Excerpt to read:
Java Example Code

Development Description

  • Prerequisites

    A datasource connection has been created and bound to a queue on the DLI management console.

    Note

    Hard-coded or plaintext passwords pose significant security risks. To ensure security, encrypt your passwords, store them in configuration files or environment variables, and decrypt them when needed.

  • Code implementation

    1. Import dependencies.

      • Maven dependency involved

        <dependency>
          <groupId>org.apache.spark</groupId>
          <artifactId>spark-sql_2.11</artifactId>
          <version>2.3.2</version>
        </dependency>
        
      • Import dependency packages.

        import org.apache.spark.sql.SparkSession;
        
    2. Create a session.

      SparkSession sparkSession = SparkSession.builder().appName("datasource-rds").getOrCreate();
      
  • Connecting to data sources through SQL APIs

    • Create a table to connect to an RDS data source and set connection parameters.

      sparkSession.sql(
        "CREATE TABLE IF NOT EXISTS dli_to_rds USING JDBC OPTIONS (
           'url'='jdbc:mysql://to-rds-1174404209-cA37siB6.datasource.com:3306',  // Set this parameter to the actual URL.

What the task requires:
Decide whether each statement agrees with the Java example code above. Answer yes or no for each, and quote the words of the text that decide it.
1. The Maven dependency specifies Spark SQL version 2.3.2.
2. The session is created with the application name "datasource-mysql".
3. The note treats hard-coded passwords as acceptable.

Available data:
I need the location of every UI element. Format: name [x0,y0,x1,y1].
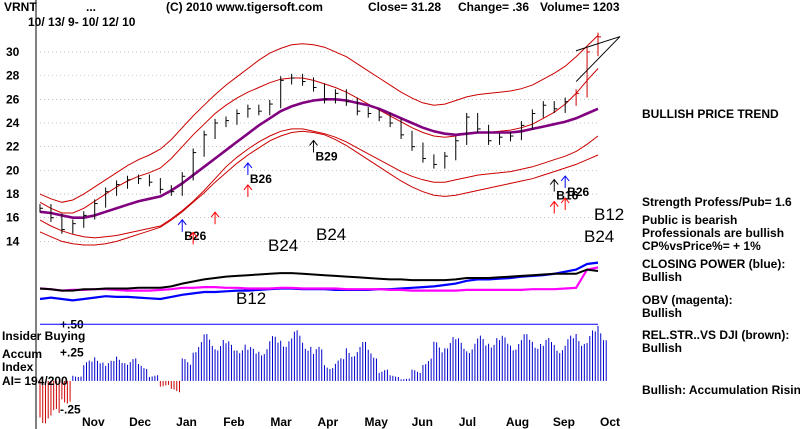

In response:
1. Yes: "<version>2.3.2</version>"
2. No: "appName("datasource-rds")"
3. No: "Hard-coded or plaintext passwords pose significant security risks."